───── Material for this task

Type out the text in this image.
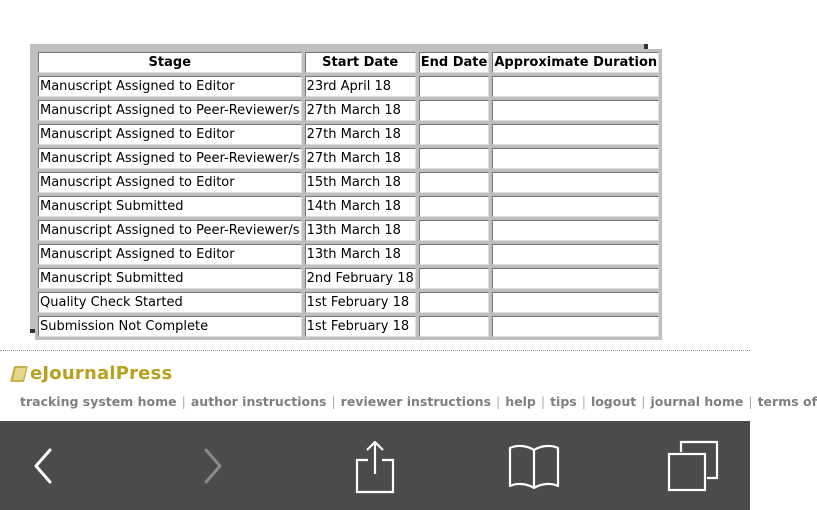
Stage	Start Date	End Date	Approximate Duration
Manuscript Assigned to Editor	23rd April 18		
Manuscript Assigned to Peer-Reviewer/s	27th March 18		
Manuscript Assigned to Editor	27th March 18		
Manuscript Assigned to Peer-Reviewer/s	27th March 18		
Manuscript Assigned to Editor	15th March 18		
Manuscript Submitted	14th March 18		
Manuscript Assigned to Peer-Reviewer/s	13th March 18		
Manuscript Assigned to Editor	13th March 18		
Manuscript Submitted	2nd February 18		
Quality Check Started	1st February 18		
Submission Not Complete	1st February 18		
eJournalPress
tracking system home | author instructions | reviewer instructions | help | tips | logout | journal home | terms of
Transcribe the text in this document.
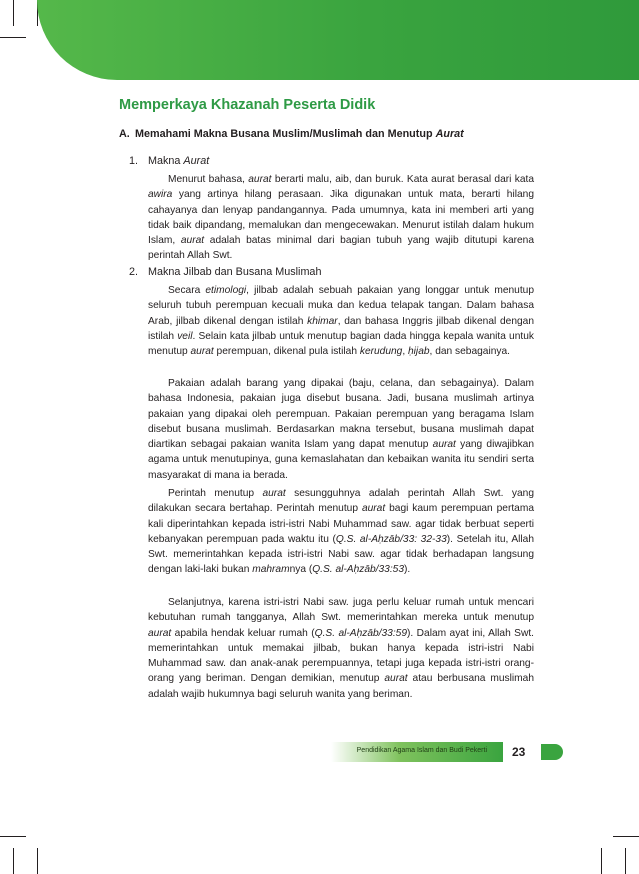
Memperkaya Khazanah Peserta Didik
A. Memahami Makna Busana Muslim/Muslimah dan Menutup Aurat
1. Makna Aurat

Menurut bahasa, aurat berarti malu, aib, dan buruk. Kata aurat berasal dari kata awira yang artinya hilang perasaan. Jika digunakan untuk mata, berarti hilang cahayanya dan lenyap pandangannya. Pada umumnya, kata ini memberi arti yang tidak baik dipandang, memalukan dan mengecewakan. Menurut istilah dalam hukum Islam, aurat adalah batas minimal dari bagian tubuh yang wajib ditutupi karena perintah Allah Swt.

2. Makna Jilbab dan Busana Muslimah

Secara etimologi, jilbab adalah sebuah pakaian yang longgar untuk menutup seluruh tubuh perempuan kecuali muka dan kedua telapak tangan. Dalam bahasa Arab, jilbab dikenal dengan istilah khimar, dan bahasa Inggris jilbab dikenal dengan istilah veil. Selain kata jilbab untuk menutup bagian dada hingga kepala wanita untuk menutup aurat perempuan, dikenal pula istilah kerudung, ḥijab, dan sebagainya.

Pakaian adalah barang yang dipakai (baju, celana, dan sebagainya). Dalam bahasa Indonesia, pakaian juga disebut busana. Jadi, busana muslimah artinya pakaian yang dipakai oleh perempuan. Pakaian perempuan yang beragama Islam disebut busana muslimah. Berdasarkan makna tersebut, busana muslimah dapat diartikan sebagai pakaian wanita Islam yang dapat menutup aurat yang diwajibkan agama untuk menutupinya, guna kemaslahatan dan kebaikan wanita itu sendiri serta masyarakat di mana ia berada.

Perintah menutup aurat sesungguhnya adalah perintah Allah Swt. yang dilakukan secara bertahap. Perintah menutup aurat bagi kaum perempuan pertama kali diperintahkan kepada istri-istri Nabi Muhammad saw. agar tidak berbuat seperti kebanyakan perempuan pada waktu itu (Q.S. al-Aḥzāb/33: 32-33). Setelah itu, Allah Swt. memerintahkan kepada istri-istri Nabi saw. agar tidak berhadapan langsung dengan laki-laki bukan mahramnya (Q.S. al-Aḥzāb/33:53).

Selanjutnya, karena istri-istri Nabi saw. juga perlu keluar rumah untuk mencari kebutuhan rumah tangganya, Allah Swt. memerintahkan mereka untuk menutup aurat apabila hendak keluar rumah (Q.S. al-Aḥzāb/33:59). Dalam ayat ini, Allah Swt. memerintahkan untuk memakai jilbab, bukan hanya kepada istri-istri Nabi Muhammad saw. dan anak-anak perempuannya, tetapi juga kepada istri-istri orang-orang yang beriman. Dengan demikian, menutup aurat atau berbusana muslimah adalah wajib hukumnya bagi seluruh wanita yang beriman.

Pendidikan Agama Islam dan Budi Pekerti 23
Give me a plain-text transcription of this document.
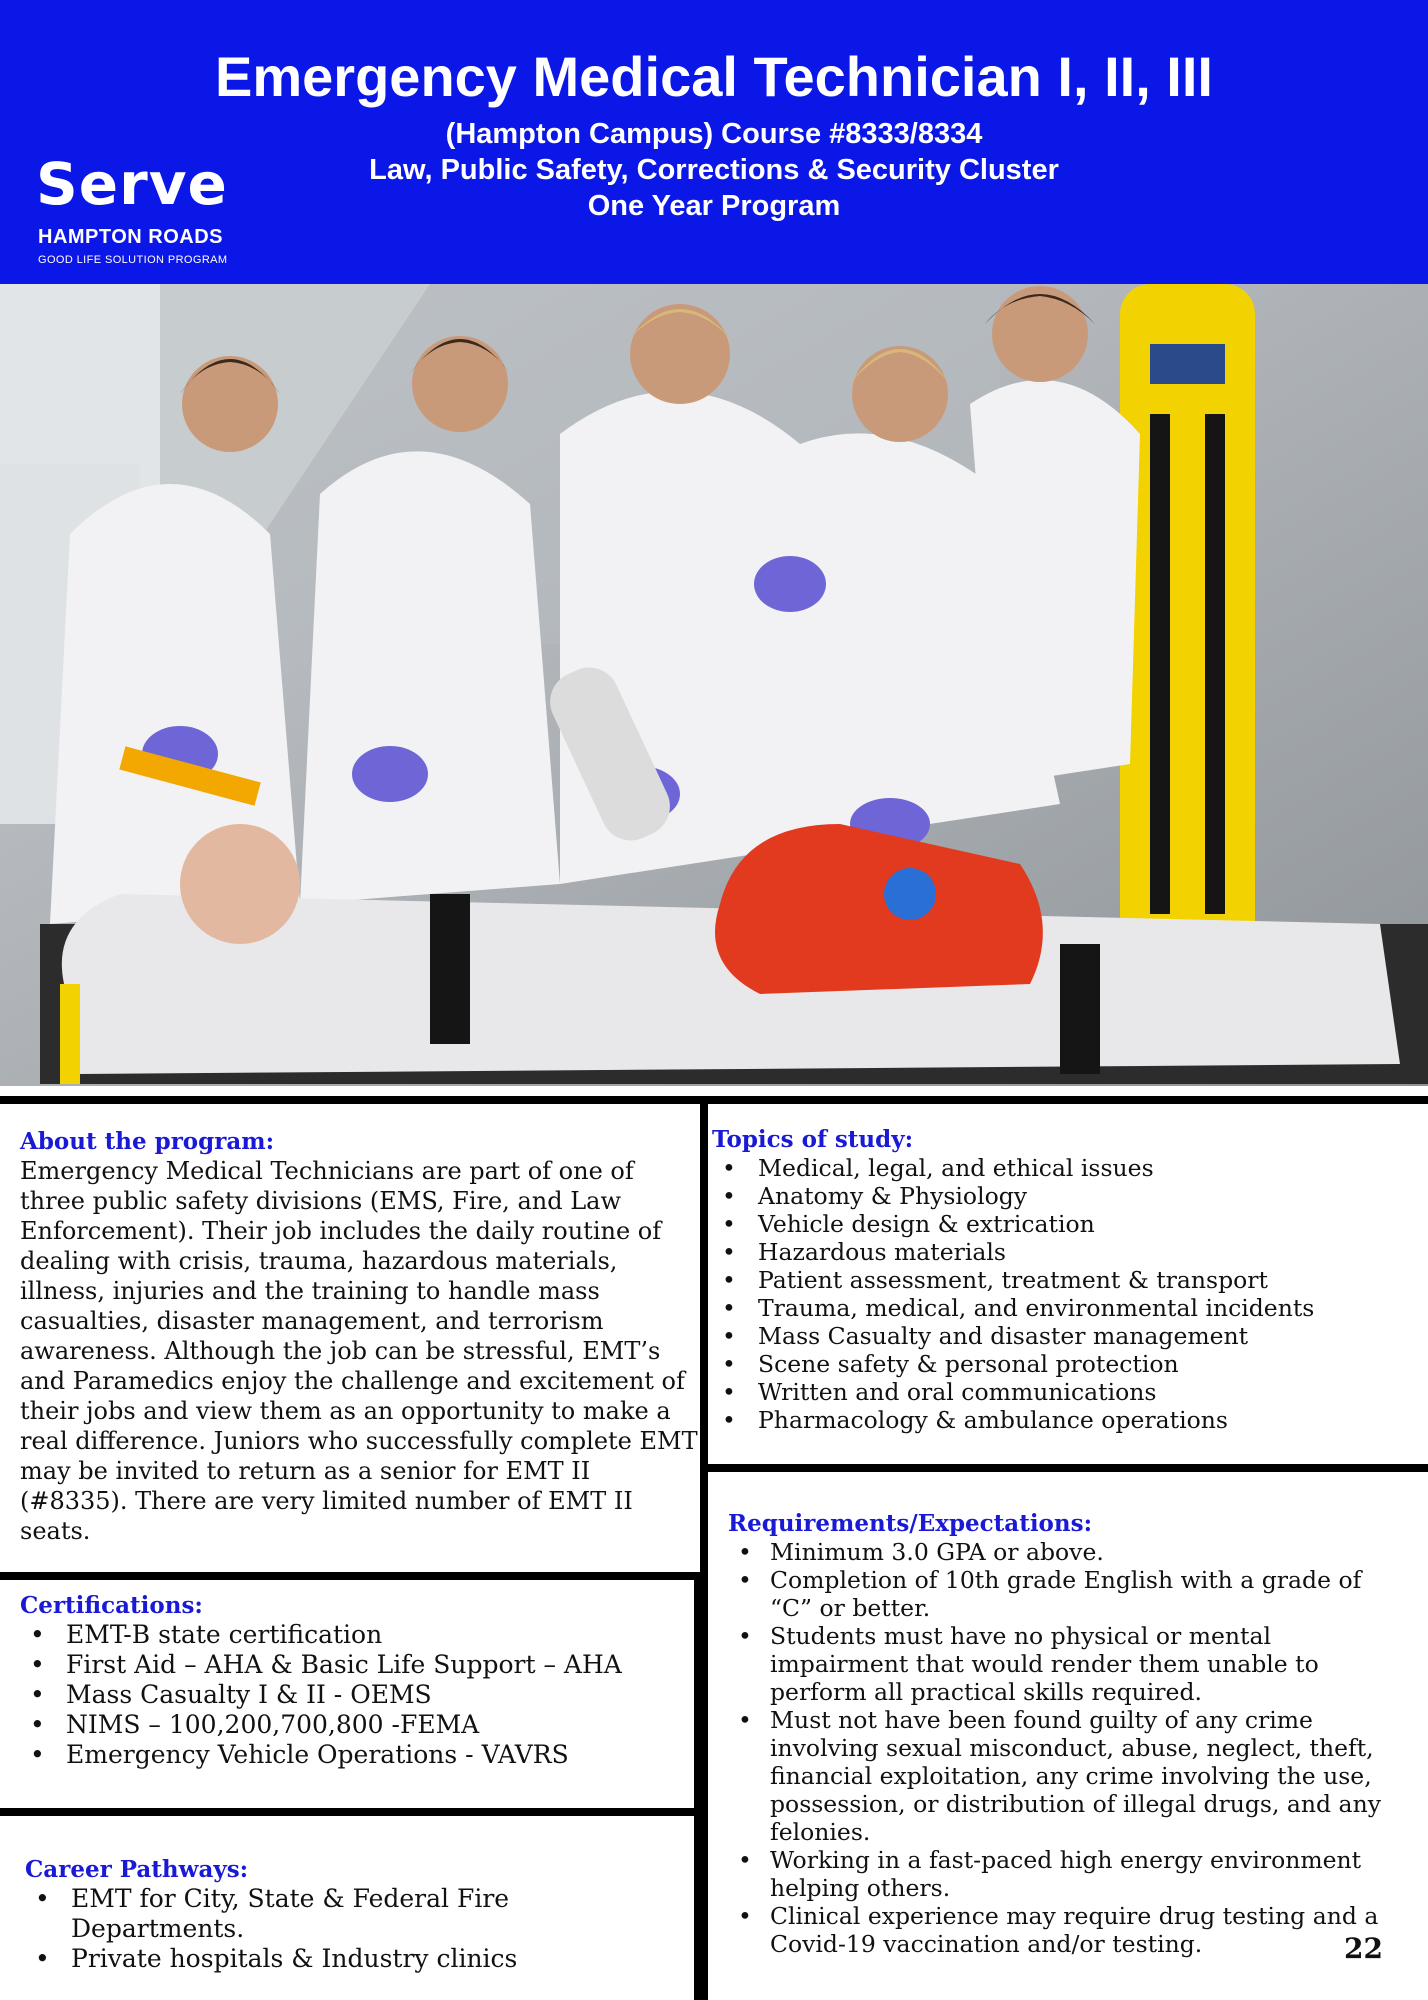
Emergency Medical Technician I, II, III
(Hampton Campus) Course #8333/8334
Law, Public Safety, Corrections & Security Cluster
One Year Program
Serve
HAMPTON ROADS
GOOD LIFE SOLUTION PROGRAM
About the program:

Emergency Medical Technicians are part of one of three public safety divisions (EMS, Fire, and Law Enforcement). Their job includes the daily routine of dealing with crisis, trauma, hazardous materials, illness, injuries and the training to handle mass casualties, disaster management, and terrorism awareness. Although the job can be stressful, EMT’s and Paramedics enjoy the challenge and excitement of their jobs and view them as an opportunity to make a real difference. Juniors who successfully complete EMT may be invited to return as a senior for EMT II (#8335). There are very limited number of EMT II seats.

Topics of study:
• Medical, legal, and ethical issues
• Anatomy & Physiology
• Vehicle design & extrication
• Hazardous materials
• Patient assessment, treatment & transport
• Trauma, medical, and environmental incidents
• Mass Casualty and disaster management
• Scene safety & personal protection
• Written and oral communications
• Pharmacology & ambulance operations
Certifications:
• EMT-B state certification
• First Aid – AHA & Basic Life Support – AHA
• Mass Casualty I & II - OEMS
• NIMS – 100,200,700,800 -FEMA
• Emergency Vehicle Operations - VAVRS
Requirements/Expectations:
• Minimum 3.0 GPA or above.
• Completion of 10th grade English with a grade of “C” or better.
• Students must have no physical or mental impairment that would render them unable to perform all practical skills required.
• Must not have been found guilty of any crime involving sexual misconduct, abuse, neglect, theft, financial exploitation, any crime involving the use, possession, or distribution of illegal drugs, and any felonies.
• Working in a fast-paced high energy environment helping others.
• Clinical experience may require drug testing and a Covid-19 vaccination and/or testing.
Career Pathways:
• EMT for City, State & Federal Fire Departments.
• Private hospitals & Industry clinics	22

──────────

Copy out all lines where the word "Submitted" appears.

Manuscript Submitted	14th March 18		
Manuscript Submitted	2nd February 18		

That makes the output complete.